**Set task:**
Say how many lines of the material below contain the word "norm", with no other words.

━━━━

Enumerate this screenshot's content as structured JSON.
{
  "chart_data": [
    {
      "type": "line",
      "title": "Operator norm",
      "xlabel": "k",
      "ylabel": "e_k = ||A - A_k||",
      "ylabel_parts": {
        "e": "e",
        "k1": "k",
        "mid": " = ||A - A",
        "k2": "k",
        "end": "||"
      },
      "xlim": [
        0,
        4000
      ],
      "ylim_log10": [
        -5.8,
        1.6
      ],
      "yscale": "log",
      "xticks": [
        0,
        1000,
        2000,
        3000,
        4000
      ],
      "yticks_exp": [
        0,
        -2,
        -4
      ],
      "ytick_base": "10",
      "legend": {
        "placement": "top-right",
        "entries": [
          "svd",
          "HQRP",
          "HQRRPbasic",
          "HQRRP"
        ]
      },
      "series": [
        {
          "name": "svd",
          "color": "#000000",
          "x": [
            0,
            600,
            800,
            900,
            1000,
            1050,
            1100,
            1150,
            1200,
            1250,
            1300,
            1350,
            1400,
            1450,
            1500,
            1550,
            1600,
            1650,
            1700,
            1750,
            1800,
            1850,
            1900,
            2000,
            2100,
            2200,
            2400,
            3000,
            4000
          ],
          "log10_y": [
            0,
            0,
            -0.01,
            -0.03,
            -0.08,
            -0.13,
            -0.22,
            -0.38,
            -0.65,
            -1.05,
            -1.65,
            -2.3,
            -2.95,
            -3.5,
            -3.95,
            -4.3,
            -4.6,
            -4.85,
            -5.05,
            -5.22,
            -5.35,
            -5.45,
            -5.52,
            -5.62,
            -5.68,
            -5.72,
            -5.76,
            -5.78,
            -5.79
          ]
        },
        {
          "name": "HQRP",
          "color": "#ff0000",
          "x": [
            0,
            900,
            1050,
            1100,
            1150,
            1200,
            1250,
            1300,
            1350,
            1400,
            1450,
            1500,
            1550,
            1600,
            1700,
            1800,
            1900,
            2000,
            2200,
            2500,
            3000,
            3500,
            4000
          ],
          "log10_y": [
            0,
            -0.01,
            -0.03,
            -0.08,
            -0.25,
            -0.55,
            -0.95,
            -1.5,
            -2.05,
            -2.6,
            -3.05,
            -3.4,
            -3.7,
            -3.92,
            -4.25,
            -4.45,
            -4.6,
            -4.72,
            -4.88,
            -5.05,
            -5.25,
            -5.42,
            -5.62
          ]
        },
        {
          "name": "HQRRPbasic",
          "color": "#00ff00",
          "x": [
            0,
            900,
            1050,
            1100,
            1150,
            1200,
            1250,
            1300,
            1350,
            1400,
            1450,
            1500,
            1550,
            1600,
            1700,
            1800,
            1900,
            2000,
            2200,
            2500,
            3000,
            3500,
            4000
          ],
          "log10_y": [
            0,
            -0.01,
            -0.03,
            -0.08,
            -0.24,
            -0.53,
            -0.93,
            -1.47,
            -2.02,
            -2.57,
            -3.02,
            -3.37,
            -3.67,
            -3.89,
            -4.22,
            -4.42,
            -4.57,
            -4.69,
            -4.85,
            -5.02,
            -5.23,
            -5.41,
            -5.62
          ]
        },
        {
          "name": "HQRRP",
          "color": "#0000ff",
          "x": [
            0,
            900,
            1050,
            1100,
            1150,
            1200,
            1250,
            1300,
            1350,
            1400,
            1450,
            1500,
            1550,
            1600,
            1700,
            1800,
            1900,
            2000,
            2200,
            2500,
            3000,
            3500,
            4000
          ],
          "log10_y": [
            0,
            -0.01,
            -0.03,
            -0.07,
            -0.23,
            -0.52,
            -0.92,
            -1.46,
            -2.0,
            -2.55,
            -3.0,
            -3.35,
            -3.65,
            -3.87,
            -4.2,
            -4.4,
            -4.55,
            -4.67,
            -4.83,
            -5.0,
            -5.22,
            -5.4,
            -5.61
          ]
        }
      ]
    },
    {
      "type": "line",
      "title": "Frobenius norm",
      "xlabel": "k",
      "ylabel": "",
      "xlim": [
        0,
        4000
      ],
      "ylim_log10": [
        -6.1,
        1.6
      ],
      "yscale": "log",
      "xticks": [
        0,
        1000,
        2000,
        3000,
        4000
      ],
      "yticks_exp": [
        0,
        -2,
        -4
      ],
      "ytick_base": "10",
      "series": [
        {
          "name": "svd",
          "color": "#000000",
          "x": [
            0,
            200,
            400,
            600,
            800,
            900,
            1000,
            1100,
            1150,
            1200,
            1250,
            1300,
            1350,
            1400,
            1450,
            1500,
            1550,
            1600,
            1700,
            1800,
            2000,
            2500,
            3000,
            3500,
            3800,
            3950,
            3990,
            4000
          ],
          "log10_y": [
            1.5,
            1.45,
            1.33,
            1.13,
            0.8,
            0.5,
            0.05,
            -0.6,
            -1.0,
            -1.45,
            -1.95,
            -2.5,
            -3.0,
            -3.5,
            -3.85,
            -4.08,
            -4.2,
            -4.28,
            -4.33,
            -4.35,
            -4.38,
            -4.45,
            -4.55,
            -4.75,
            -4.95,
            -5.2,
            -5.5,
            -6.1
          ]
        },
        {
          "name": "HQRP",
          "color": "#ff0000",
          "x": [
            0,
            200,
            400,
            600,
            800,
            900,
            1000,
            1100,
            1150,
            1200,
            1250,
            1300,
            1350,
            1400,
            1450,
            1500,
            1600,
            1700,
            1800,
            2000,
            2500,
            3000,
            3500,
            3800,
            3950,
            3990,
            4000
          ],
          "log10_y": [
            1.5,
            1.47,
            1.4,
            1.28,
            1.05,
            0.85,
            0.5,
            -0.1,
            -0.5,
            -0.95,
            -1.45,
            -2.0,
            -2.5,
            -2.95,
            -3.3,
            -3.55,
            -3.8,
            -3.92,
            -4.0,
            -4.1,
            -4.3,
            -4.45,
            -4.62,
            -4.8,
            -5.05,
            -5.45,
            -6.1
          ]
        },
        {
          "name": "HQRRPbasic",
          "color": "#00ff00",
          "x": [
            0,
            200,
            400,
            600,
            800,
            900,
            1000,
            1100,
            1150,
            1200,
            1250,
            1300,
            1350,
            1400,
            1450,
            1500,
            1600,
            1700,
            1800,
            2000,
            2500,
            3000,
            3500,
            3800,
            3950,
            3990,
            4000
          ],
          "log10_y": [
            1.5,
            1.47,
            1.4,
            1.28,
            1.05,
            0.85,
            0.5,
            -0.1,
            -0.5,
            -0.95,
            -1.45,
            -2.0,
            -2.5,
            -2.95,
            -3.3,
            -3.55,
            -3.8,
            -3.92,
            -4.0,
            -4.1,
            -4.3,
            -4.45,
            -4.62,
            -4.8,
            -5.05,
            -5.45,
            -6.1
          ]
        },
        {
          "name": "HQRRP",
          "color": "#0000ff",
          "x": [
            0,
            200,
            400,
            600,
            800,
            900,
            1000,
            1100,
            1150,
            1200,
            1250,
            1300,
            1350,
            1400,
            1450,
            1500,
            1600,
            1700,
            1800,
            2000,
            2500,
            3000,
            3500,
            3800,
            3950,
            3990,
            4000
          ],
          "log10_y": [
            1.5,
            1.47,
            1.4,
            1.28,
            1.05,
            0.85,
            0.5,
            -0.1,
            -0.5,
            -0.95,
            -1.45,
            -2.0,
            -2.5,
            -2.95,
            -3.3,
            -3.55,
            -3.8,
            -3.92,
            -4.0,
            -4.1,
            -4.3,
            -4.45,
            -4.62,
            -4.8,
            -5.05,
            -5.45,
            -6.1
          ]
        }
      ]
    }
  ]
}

━━━━

**Answer for the task:**
2